Set down the material below word for word, excluding the pictures.

** begin Recorded data **

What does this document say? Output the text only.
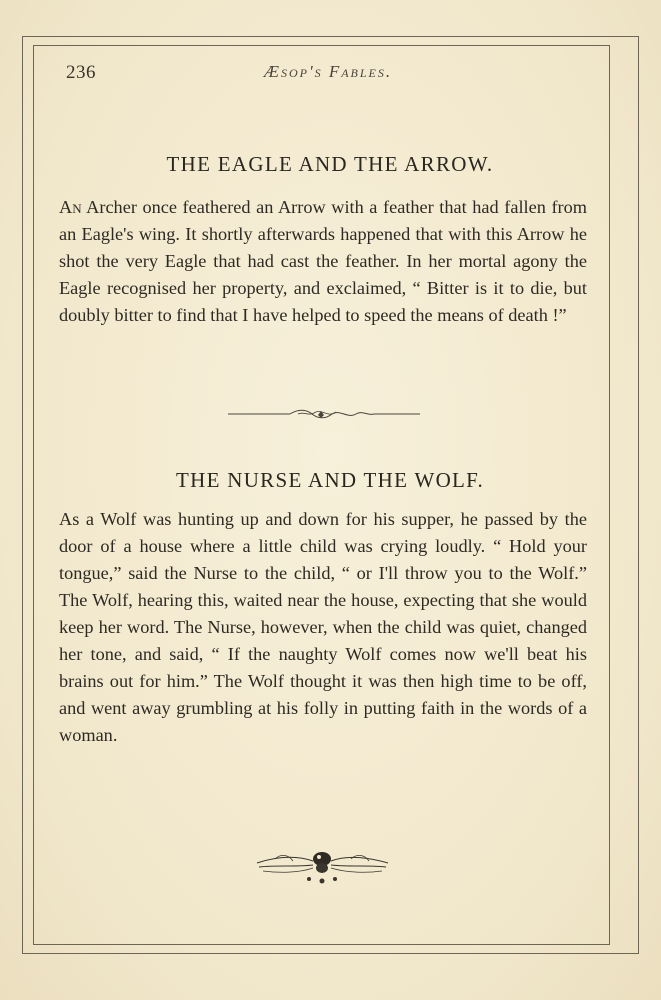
236	Æsop's Fables.
THE EAGLE AND THE ARROW.

An Archer once feathered an Arrow with a feather that had fallen from an Eagle's wing. It shortly afterwards happened that with this Arrow he shot the very Eagle that had cast the feather. In her mortal agony the Eagle recognised her property, and exclaimed, “ Bitter is it to die, but doubly bitter to find that I have helped to speed the means of death !”

THE NURSE AND THE WOLF.

As a Wolf was hunting up and down for his supper, he passed by the door of a house where a little child was crying loudly. “ Hold your tongue,” said the Nurse to the child, “ or I'll throw you to the Wolf.” The Wolf, hearing this, waited near the house, expecting that she would keep her word. The Nurse, however, when the child was quiet, changed her tone, and said, “ If the naughty Wolf comes now we'll beat his brains out for him.” The Wolf thought it was then high time to be off, and went away grumbling at his folly in putting faith in the words of a woman.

** end Recorded data **

Finished answer:
What does this document say? Output the text only.
236	Æsop's Fables.
THE EAGLE AND THE ARROW.

An Archer once feathered an Arrow with a feather that had fallen from an Eagle's wing. It shortly afterwards happened that with this Arrow he shot the very Eagle that had cast the feather. In her mortal agony the Eagle recognised her property, and exclaimed, “ Bitter is it to die, but doubly bitter to find that I have helped to speed the means of death !”

THE NURSE AND THE WOLF.

As a Wolf was hunting up and down for his supper, he passed by the door of a house where a little child was crying loudly. “ Hold your tongue,” said the Nurse to the child, “ or I'll throw you to the Wolf.” The Wolf, hearing this, waited near the house, expecting that she would keep her word. The Nurse, however, when the child was quiet, changed her tone, and said, “ If the naughty Wolf comes now we'll beat his brains out for him.” The Wolf thought it was then high time to be off, and went away grumbling at his folly in putting faith in the words of a woman.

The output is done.